[Rows from a figure dataset]
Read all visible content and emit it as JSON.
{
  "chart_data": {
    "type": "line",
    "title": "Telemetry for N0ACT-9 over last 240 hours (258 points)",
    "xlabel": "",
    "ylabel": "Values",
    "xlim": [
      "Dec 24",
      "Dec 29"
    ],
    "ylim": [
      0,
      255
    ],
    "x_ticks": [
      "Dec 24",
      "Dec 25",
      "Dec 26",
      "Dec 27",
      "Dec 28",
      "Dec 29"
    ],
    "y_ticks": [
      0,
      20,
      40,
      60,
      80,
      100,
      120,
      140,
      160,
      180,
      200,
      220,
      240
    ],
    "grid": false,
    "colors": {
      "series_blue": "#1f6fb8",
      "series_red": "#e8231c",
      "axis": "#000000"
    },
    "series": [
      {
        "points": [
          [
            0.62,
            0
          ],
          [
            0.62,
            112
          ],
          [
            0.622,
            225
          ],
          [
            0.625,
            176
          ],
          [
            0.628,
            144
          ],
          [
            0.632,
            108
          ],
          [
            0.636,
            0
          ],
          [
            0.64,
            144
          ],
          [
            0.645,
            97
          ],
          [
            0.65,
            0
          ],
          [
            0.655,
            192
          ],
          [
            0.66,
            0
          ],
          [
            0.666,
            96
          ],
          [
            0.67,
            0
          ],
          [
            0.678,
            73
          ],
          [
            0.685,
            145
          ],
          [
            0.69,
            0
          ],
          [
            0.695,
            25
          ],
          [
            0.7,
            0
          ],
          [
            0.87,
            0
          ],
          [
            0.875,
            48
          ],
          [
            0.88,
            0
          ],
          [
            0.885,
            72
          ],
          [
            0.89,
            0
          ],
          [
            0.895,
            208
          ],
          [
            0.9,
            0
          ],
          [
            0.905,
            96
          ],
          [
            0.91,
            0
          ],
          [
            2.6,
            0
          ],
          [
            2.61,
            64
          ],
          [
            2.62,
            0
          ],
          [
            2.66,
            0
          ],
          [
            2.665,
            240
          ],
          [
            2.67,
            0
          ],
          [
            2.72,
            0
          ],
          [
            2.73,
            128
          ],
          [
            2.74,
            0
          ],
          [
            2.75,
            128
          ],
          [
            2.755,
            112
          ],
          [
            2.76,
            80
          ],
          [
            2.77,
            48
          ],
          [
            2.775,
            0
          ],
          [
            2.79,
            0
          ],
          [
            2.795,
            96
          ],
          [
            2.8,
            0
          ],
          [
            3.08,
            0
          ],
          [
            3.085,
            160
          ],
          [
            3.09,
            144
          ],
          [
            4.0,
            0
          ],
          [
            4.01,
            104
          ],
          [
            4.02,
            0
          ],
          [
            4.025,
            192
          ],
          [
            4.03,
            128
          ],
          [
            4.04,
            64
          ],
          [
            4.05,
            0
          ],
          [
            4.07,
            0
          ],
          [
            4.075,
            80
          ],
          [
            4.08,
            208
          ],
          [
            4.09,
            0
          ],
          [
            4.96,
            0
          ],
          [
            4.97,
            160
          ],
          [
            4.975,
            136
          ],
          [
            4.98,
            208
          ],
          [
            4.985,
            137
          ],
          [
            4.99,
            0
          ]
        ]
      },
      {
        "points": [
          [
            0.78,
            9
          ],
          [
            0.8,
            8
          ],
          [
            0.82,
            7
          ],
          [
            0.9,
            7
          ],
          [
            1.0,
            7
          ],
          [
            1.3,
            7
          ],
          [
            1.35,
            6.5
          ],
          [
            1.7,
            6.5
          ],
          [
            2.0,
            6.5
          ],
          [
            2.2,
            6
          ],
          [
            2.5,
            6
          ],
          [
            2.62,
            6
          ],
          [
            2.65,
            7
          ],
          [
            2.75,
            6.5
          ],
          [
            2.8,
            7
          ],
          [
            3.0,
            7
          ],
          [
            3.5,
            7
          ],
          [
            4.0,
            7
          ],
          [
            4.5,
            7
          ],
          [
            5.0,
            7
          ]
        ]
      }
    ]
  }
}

◆ Short task ◆
Every record above must be duplicated exactly.

◆ Solution to this problem ◆
Read all visible content and emit it as JSON.
{
  "chart_data": {
    "type": "line",
    "title": "Telemetry for N0ACT-9 over last 240 hours (258 points)",
    "xlabel": "",
    "ylabel": "Values",
    "xlim": [
      "Dec 24",
      "Dec 29"
    ],
    "ylim": [
      0,
      255
    ],
    "x_ticks": [
      "Dec 24",
      "Dec 25",
      "Dec 26",
      "Dec 27",
      "Dec 28",
      "Dec 29"
    ],
    "y_ticks": [
      0,
      20,
      40,
      60,
      80,
      100,
      120,
      140,
      160,
      180,
      200,
      220,
      240
    ],
    "grid": false,
    "colors": {
      "series_blue": "#1f6fb8",
      "series_red": "#e8231c",
      "axis": "#000000"
    },
    "series": [
      {
        "points": [
          [
            0.62,
            0
          ],
          [
            0.62,
            112
          ],
          [
            0.622,
            225
          ],
          [
            0.625,
            176
          ],
          [
            0.628,
            144
          ],
          [
            0.632,
            108
          ],
          [
            0.636,
            0
          ],
          [
            0.64,
            144
          ],
          [
            0.645,
            97
          ],
          [
            0.65,
            0
          ],
          [
            0.655,
            192
          ],
          [
            0.66,
            0
          ],
          [
            0.666,
            96
          ],
          [
            0.67,
            0
          ],
          [
            0.678,
            73
          ],
          [
            0.685,
            145
          ],
          [
            0.69,
            0
          ],
          [
            0.695,
            25
          ],
          [
            0.7,
            0
          ],
          [
            0.87,
            0
          ],
          [
            0.875,
            48
          ],
          [
            0.88,
            0
          ],
          [
            0.885,
            72
          ],
          [
            0.89,
            0
          ],
          [
            0.895,
            208
          ],
          [
            0.9,
            0
          ],
          [
            0.905,
            96
          ],
          [
            0.91,
            0
          ],
          [
            2.6,
            0
          ],
          [
            2.61,
            64
          ],
          [
            2.62,
            0
          ],
          [
            2.66,
            0
          ],
          [
            2.665,
            240
          ],
          [
            2.67,
            0
          ],
          [
            2.72,
            0
          ],
          [
            2.73,
            128
          ],
          [
            2.74,
            0
          ],
          [
            2.75,
            128
          ],
          [
            2.755,
            112
          ],
          [
            2.76,
            80
          ],
          [
            2.77,
            48
          ],
          [
            2.775,
            0
          ],
          [
            2.79,
            0
          ],
          [
            2.795,
            96
          ],
          [
            2.8,
            0
          ],
          [
            3.08,
            0
          ],
          [
            3.085,
            160
          ],
          [
            3.09,
            144
          ],
          [
            4.0,
            0
          ],
          [
            4.01,
            104
          ],
          [
            4.02,
            0
          ],
          [
            4.025,
            192
          ],
          [
            4.03,
            128
          ],
          [
            4.04,
            64
          ],
          [
            4.05,
            0
          ],
          [
            4.07,
            0
          ],
          [
            4.075,
            80
          ],
          [
            4.08,
            208
          ],
          [
            4.09,
            0
          ],
          [
            4.96,
            0
          ],
          [
            4.97,
            160
          ],
          [
            4.975,
            136
          ],
          [
            4.98,
            208
          ],
          [
            4.985,
            137
          ],
          [
            4.99,
            0
          ]
        ]
      },
      {
        "points": [
          [
            0.78,
            9
          ],
          [
            0.8,
            8
          ],
          [
            0.82,
            7
          ],
          [
            0.9,
            7
          ],
          [
            1.0,
            7
          ],
          [
            1.3,
            7
          ],
          [
            1.35,
            6.5
          ],
          [
            1.7,
            6.5
          ],
          [
            2.0,
            6.5
          ],
          [
            2.2,
            6
          ],
          [
            2.5,
            6
          ],
          [
            2.62,
            6
          ],
          [
            2.65,
            7
          ],
          [
            2.75,
            6.5
          ],
          [
            2.8,
            7
          ],
          [
            3.0,
            7
          ],
          [
            3.5,
            7
          ],
          [
            4.0,
            7
          ],
          [
            4.5,
            7
          ],
          [
            5.0,
            7
          ]
        ]
      }
    ]
  }
}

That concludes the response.